Make an exact copy of the data below, leaving out every picture.

Data for this task -
-=-=-=-=-
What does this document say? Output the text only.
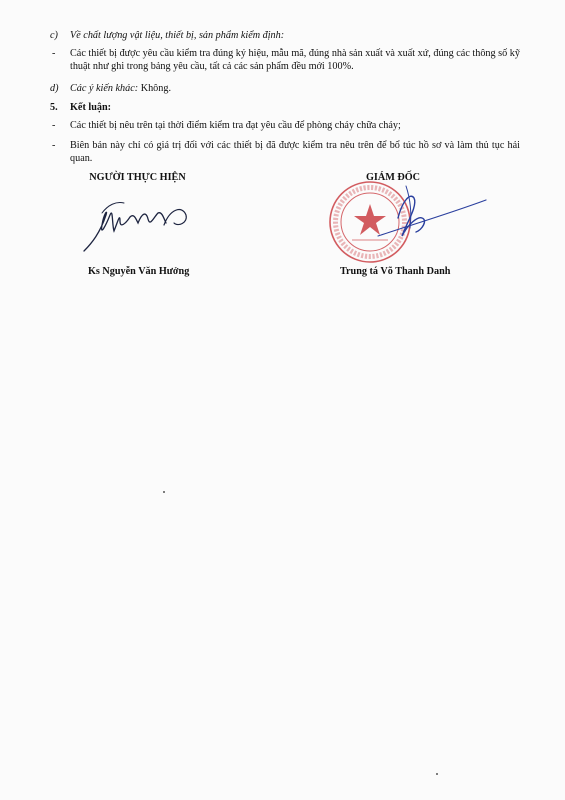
c) Về chất lượng vật liệu, thiết bị, sản phẩm kiểm định:
- Các thiết bị được yêu cầu kiểm tra đúng ký hiệu, mẫu mã, đúng nhà sản xuất và xuất xứ, đúng các thông số kỹ thuật như ghi trong bảng yêu cầu, tất cả các sản phẩm đều mới 100%.
d) Các ý kiến khác: Không.
5. Kết luận:
- Các thiết bị nêu trên tại thời điểm kiểm tra đạt yêu cầu để phòng cháy chữa cháy;
- Biên bản này chỉ có giá trị đối với các thiết bị đã được kiểm tra nêu trên để bổ túc hồ sơ và làm thủ tục hải quan.
NGƯỜI THỰC HIỆN	GIÁM ĐỐC
Ks Nguyễn Văn Hưởng	Trung tá Võ Thanh Danh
-=-=-=-=-
Result of the task -
What does this document say? Output the text only.
c) Về chất lượng vật liệu, thiết bị, sản phẩm kiểm định:
- Các thiết bị được yêu cầu kiểm tra đúng ký hiệu, mẫu mã, đúng nhà sản xuất và xuất xứ, đúng các thông số kỹ thuật như ghi trong bảng yêu cầu, tất cả các sản phẩm đều mới 100%.
d) Các ý kiến khác: Không.
5. Kết luận:
- Các thiết bị nêu trên tại thời điểm kiểm tra đạt yêu cầu để phòng cháy chữa cháy;
- Biên bản này chỉ có giá trị đối với các thiết bị đã được kiểm tra nêu trên để bổ túc hồ sơ và làm thủ tục hải quan.
NGƯỜI THỰC HIỆN	GIÁM ĐỐC
Ks Nguyễn Văn Hưởng	Trung tá Võ Thanh Danh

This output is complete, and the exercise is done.